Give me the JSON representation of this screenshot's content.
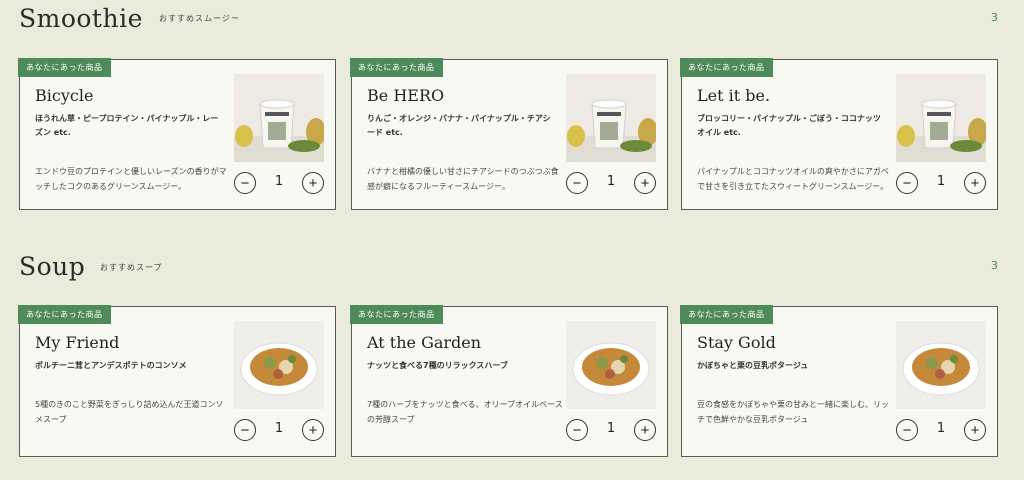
{
  "smoothie": {
    "title": "Smoothie",
    "subtitle": "おすすめスムージー",
    "count": "3",
    "cards": [
      {
        "badge": "あなたにあった商品",
        "name": "Bicycle",
        "ingredients": "ほうれん草・ピープロテイン・パイナップル・レーズン etc.",
        "description": "エンドウ豆のプロテインと優しいレーズンの香りがマッチしたコクのあるグリーンスムージー。",
        "quantity": "1"
      },
      {
        "badge": "あなたにあった商品",
        "name": "Be HERO",
        "ingredients": "りんご・オレンジ・バナナ・パイナップル・チアシード etc.",
        "description": "バナナと柑橘の優しい甘さにチアシードのつぶつぶ食感が癖になるフルーティースムージー。",
        "quantity": "1"
      },
      {
        "badge": "あなたにあった商品",
        "name": "Let it be.",
        "ingredients": "ブロッコリー・パイナップル・ごぼう・ココナッツオイル etc.",
        "description": "パイナップルとココナッツオイルの爽やかさにアガベで甘さを引き立てたスウィートグリーンスムージー。",
        "quantity": "1"
      }
    ]
  },
  "soup": {
    "title": "Soup",
    "subtitle": "おすすめスープ",
    "count": "3",
    "cards": [
      {
        "badge": "あなたにあった商品",
        "name": "My Friend",
        "ingredients": "ポルチーニ茸とアンデスポテトのコンソメ",
        "description": "5種のきのこと野菜をぎっしり詰め込んだ王道コンソメスープ",
        "quantity": "1"
      },
      {
        "badge": "あなたにあった商品",
        "name": "At the Garden",
        "ingredients": "ナッツと食べる7種のリラックスハーブ",
        "description": "7種のハーブをナッツと食べる、オリーブオイルベースの芳醇スープ",
        "quantity": "1"
      },
      {
        "badge": "あなたにあった商品",
        "name": "Stay Gold",
        "ingredients": "かぼちゃと栗の豆乳ポタージュ",
        "description": "豆の食感をかぼちゃや栗の甘みと一緒に楽しむ、リッチで色鮮やかな豆乳ポタージュ",
        "quantity": "1"
      }
    ]
  },
  "colors": {
    "accent": "#4f8a5a",
    "background": "#ebebdc",
    "card": "#f9f9f4"
  },
  "icons": {
    "minus": "minus-icon",
    "plus": "plus-icon"
  }
}
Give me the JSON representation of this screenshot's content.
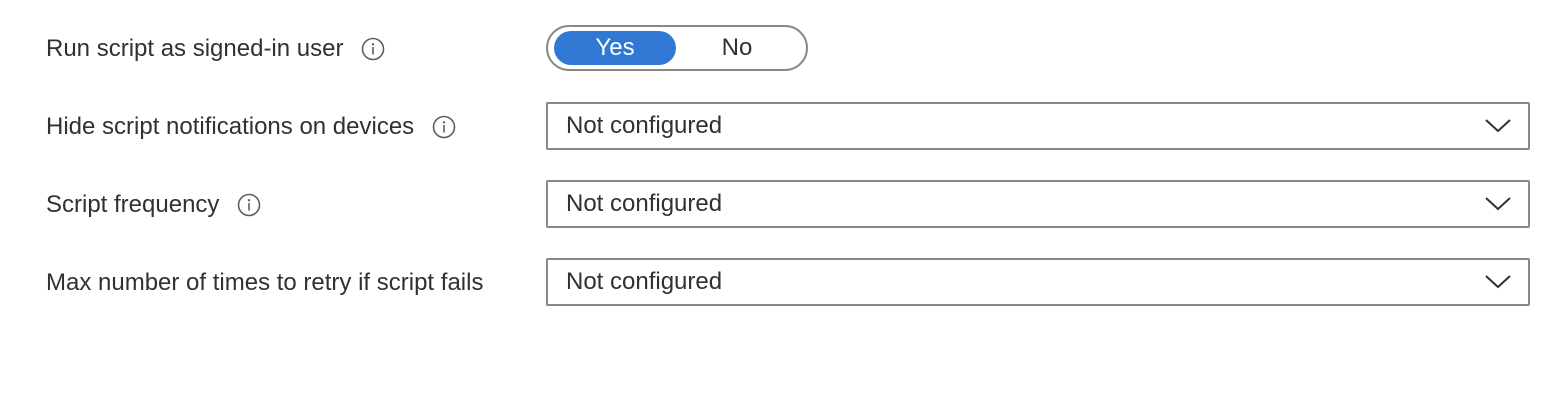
{
  "settings": {
    "run_as_user": {
      "label": "Run script as signed-in user",
      "info_icon": "info-icon",
      "options": [
        "Yes",
        "No"
      ],
      "selected": "Yes"
    },
    "hide_notifications": {
      "label": "Hide script notifications on devices",
      "info_icon": "info-icon",
      "value": "Not configured"
    },
    "frequency": {
      "label": "Script frequency",
      "info_icon": "info-icon",
      "value": "Not configured"
    },
    "max_retries": {
      "label": "Max number of times to retry if script fails",
      "value": "Not configured"
    }
  },
  "colors": {
    "accent": "#3078d4",
    "border": "#8a8886",
    "text": "#323130"
  },
  "icons": {
    "info": "info-icon",
    "dropdown": "chevron-down-icon"
  }
}
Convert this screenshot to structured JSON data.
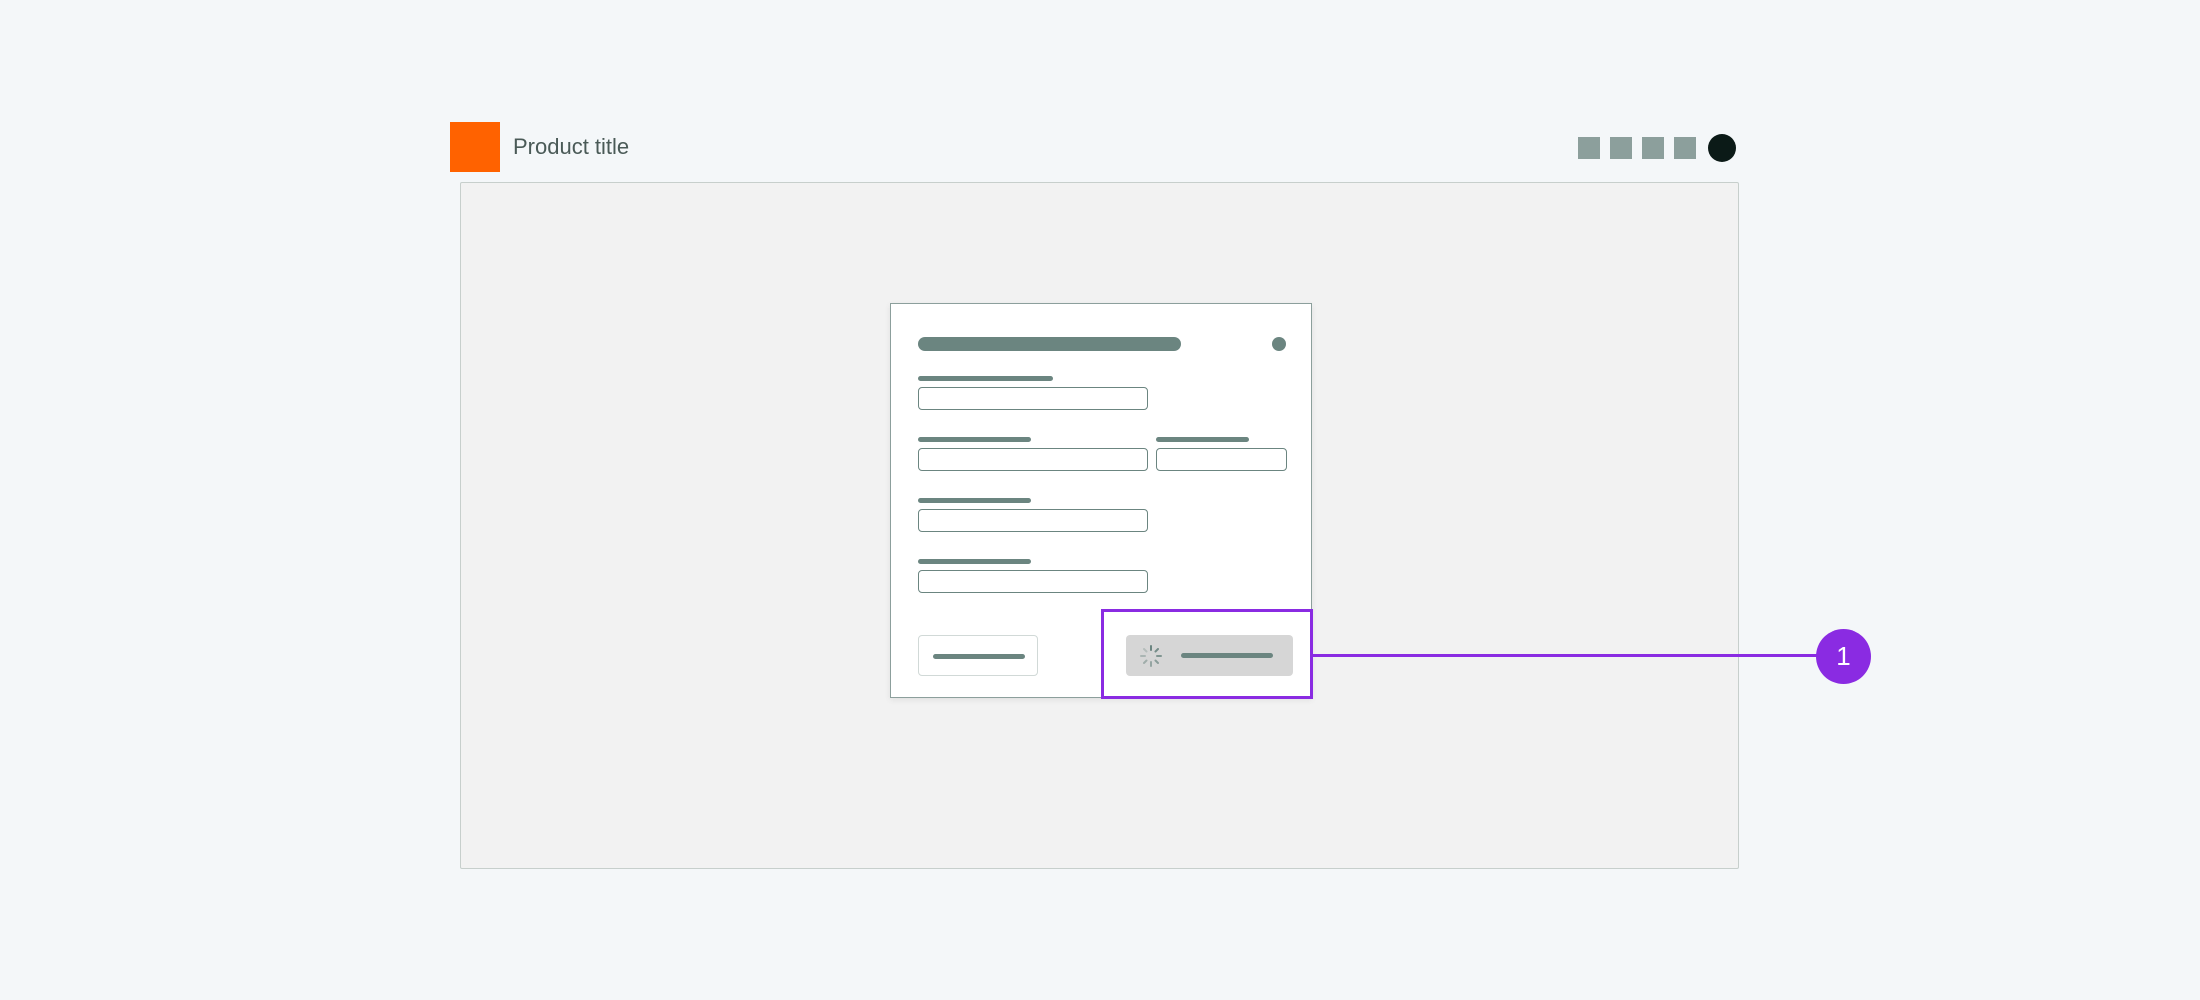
--
Output the entries above exactly, without their pictures.

Give me the JSON representation of this screenshot's content.
{
  "smoothie": {
    "title": "Smoothie",
    "subtitle": "おすすめスムージー",
    "count": "3",
    "cards": [
      {
        "badge": "あなたにあった商品",
        "name": "Bicycle",
        "ingredients": "ほうれん草・ピープロテイン・パイナップル・レーズン etc.",
        "description": "エンドウ豆のプロテインと優しいレーズンの香りがマッチしたコクのあるグリーンスムージー。",
        "quantity": "1"
      },
      {
        "badge": "あなたにあった商品",
        "name": "Be HERO",
        "ingredients": "りんご・オレンジ・バナナ・パイナップル・チアシード etc.",
        "description": "バナナと柑橘の優しい甘さにチアシードのつぶつぶ食感が癖になるフルーティースムージー。",
        "quantity": "1"
      },
      {
        "badge": "あなたにあった商品",
        "name": "Let it be.",
        "ingredients": "ブロッコリー・パイナップル・ごぼう・ココナッツオイル etc.",
        "description": "パイナップルとココナッツオイルの爽やかさにアガベで甘さを引き立てたスウィートグリーンスムージー。",
        "quantity": "1"
      }
    ]
  },
  "soup": {
    "title": "Soup",
    "subtitle": "おすすめスープ",
    "count": "3",
    "cards": [
      {
        "badge": "あなたにあった商品",
        "name": "My Friend",
        "ingredients": "ポルチーニ茸とアンデスポテトのコンソメ",
        "description": "5種のきのこと野菜をぎっしり詰め込んだ王道コンソメスープ",
        "quantity": "1"
      },
      {
        "badge": "あなたにあった商品",
        "name": "At the Garden",
        "ingredients": "ナッツと食べる7種のリラックスハーブ",
        "description": "7種のハーブをナッツと食べる、オリーブオイルベースの芳醇スープ",
        "quantity": "1"
      },
      {
        "badge": "あなたにあった商品",
        "name": "Stay Gold",
        "ingredients": "かぼちゃと栗の豆乳ポタージュ",
        "description": "豆の食感をかぼちゃや栗の甘みと一緒に楽しむ、リッチで色鮮やかな豆乳ポタージュ",
        "quantity": "1"
      }
    ]
  },
  "colors": {
    "accent": "#4f8a5a",
    "background": "#ebebdc",
    "card": "#f9f9f4"
  },
  "icons": {
    "minus": "minus-icon",
    "plus": "plus-icon"
  }
}
Give me the JSON representation of this screenshot's content.
{
  "settings": {
    "run_as_user": {
      "label": "Run script as signed-in user",
      "info_icon": "info-icon",
      "options": [
        "Yes",
        "No"
      ],
      "selected": "Yes"
    },
    "hide_notifications": {
      "label": "Hide script notifications on devices",
      "info_icon": "info-icon",
      "value": "Not configured"
    },
    "frequency": {
      "label": "Script frequency",
      "info_icon": "info-icon",
      "value": "Not configured"
    },
    "max_retries": {
      "label": "Max number of times to retry if script fails",
      "value": "Not configured"
    }
  },
  "colors": {
    "accent": "#3078d4",
    "border": "#8a8886",
    "text": "#323130"
  },
  "icons": {
    "info": "info-icon",
    "dropdown": "chevron-down-icon"
  }
}
Convert this screenshot to structured JSON data.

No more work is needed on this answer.